▶ What you should do
Write out, without any changes, the lines from the very first one through the line containing "The rivets 25 is at (296, 162).", including both of those.

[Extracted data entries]

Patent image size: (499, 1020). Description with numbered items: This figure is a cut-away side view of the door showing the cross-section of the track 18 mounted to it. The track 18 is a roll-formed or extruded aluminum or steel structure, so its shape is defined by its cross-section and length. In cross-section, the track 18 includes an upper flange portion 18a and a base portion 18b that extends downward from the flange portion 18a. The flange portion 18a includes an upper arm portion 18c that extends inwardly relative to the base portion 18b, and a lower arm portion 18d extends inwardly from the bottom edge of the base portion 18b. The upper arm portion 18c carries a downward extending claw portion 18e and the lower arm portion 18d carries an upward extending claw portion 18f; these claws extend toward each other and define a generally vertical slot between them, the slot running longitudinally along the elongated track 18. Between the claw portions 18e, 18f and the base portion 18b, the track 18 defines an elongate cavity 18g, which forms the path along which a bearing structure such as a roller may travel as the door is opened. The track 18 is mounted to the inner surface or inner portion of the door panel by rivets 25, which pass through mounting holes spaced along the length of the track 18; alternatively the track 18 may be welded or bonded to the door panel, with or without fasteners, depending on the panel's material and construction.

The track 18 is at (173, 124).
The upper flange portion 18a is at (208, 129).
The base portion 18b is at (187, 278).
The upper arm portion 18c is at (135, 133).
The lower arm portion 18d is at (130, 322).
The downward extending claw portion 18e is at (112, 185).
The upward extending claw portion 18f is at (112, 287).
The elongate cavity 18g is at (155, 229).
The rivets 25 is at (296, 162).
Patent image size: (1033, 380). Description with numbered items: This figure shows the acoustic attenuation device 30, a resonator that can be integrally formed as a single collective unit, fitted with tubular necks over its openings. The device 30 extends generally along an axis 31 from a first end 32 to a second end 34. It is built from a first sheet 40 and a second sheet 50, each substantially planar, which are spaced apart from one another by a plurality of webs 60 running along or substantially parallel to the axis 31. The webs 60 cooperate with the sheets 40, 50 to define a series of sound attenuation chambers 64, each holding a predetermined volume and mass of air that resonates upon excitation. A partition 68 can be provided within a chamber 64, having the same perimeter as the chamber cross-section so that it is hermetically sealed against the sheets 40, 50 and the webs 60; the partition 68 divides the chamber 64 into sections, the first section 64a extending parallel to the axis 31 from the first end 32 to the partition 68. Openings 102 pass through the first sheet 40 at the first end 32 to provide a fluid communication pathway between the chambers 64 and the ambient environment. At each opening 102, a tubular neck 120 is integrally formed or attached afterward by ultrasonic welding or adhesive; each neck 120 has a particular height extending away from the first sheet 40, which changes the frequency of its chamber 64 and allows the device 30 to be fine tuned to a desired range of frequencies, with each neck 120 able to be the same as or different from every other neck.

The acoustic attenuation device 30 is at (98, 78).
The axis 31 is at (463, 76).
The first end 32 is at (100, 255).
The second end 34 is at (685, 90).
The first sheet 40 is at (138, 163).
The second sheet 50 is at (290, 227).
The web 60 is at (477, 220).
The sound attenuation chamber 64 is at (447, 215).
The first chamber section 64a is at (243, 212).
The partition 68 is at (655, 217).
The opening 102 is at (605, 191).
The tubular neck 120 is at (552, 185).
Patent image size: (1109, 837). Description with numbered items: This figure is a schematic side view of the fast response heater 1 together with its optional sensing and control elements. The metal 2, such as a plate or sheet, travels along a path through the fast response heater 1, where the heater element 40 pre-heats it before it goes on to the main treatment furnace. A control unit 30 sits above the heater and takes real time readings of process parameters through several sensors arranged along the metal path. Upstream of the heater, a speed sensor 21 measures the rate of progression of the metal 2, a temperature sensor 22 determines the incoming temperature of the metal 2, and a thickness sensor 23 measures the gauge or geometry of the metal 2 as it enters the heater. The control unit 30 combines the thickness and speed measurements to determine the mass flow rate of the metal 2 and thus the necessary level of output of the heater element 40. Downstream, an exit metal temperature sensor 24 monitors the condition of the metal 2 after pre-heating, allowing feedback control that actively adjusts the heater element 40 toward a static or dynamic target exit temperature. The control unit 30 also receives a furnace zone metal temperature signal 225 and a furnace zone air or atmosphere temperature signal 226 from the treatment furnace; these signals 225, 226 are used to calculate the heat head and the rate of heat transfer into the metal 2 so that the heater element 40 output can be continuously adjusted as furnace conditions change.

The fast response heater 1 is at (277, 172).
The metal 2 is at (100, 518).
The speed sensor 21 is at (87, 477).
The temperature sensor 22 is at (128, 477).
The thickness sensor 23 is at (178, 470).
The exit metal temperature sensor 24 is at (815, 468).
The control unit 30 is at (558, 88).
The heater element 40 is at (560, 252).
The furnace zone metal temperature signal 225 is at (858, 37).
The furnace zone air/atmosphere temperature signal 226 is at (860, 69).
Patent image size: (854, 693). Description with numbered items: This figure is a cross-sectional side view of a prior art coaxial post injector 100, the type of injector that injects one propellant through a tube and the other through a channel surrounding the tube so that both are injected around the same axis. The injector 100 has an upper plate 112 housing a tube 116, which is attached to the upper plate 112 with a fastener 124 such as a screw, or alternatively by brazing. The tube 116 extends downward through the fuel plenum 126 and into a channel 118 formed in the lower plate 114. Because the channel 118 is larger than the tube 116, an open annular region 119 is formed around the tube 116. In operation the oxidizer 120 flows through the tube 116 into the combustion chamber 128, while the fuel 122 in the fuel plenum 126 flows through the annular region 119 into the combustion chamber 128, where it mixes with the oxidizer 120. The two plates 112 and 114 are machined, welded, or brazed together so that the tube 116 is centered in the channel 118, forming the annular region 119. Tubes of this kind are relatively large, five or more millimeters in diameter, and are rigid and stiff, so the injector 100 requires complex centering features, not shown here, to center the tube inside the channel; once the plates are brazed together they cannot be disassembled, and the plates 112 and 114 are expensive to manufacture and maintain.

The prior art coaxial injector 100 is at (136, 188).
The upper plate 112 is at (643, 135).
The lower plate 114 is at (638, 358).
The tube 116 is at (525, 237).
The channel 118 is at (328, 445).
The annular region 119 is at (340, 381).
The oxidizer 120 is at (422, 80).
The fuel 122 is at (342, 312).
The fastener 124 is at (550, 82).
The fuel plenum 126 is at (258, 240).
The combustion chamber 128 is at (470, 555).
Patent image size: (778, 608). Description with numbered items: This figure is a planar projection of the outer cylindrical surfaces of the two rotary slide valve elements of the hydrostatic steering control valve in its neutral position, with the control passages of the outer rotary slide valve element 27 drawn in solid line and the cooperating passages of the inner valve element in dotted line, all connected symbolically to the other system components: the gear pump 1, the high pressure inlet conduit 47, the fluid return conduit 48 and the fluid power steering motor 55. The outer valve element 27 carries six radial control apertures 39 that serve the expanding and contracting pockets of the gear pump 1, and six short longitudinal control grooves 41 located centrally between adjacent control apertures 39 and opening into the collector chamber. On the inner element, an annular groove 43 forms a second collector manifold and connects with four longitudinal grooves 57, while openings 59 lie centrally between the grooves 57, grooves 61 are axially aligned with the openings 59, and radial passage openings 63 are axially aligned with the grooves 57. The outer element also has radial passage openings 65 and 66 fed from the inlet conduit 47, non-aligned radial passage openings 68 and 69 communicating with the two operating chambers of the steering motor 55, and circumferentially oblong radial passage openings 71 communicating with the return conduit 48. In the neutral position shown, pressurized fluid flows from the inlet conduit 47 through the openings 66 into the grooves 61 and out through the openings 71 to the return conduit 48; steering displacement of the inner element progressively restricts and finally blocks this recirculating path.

▶ Result for this task
Patent image size: (499, 1020). Description with numbered items: This figure is a cut-away side view of the door showing the cross-section of the track 18 mounted to it. The track 18 is a roll-formed or extruded aluminum or steel structure, so its shape is defined by its cross-section and length. In cross-section, the track 18 includes an upper flange portion 18a and a base portion 18b that extends downward from the flange portion 18a. The flange portion 18a includes an upper arm portion 18c that extends inwardly relative to the base portion 18b, and a lower arm portion 18d extends inwardly from the bottom edge of the base portion 18b. The upper arm portion 18c carries a downward extending claw portion 18e and the lower arm portion 18d carries an upward extending claw portion 18f; these claws extend toward each other and define a generally vertical slot between them, the slot running longitudinally along the elongated track 18. Between the claw portions 18e, 18f and the base portion 18b, the track 18 defines an elongate cavity 18g, which forms the path along which a bearing structure such as a roller may travel as the door is opened. The track 18 is mounted to the inner surface or inner portion of the door panel by rivets 25, which pass through mounting holes spaced along the length of the track 18; alternatively the track 18 may be welded or bonded to the door panel, with or without fasteners, depending on the panel's material and construction.

The track 18 is at (173, 124).
The upper flange portion 18a is at (208, 129).
The base portion 18b is at (187, 278).
The upper arm portion 18c is at (135, 133).
The lower arm portion 18d is at (130, 322).
The downward extending claw portion 18e is at (112, 185).
The upward extending claw portion 18f is at (112, 287).
The elongate cavity 18g is at (155, 229).
The rivets 25 is at (296, 162).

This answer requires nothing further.